Task requirements :: Copy every record below, exactly as written.

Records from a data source

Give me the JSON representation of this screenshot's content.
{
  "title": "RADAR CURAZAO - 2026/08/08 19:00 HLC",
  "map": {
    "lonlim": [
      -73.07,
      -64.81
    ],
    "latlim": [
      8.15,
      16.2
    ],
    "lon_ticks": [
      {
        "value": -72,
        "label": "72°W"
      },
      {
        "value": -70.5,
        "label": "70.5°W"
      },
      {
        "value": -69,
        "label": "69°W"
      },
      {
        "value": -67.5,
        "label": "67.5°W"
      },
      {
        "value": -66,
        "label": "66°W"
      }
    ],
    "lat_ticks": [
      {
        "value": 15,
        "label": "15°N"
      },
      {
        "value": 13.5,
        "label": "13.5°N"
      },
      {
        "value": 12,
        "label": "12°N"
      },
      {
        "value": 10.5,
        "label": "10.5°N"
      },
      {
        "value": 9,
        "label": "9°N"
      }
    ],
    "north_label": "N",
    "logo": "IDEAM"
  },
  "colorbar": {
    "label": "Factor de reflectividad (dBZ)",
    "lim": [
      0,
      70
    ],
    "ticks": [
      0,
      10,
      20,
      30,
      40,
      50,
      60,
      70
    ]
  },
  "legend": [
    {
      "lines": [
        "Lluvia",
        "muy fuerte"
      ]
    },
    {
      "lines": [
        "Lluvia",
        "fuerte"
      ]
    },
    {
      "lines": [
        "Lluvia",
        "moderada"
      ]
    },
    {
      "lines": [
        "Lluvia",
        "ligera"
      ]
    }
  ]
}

Solution to this exercise ::
Give me the JSON representation of this screenshot's content.
{
  "title": "RADAR CURAZAO - 2026/08/08 19:00 HLC",
  "map": {
    "lonlim": [
      -73.07,
      -64.81
    ],
    "latlim": [
      8.15,
      16.2
    ],
    "lon_ticks": [
      {
        "value": -72,
        "label": "72°W"
      },
      {
        "value": -70.5,
        "label": "70.5°W"
      },
      {
        "value": -69,
        "label": "69°W"
      },
      {
        "value": -67.5,
        "label": "67.5°W"
      },
      {
        "value": -66,
        "label": "66°W"
      }
    ],
    "lat_ticks": [
      {
        "value": 15,
        "label": "15°N"
      },
      {
        "value": 13.5,
        "label": "13.5°N"
      },
      {
        "value": 12,
        "label": "12°N"
      },
      {
        "value": 10.5,
        "label": "10.5°N"
      },
      {
        "value": 9,
        "label": "9°N"
      }
    ],
    "north_label": "N",
    "logo": "IDEAM"
  },
  "colorbar": {
    "label": "Factor de reflectividad (dBZ)",
    "lim": [
      0,
      70
    ],
    "ticks": [
      0,
      10,
      20,
      30,
      40,
      50,
      60,
      70
    ]
  },
  "legend": [
    {
      "lines": [
        "Lluvia",
        "muy fuerte"
      ]
    },
    {
      "lines": [
        "Lluvia",
        "fuerte"
      ]
    },
    {
      "lines": [
        "Lluvia",
        "moderada"
      ]
    },
    {
      "lines": [
        "Lluvia",
        "ligera"
      ]
    }
  ]
}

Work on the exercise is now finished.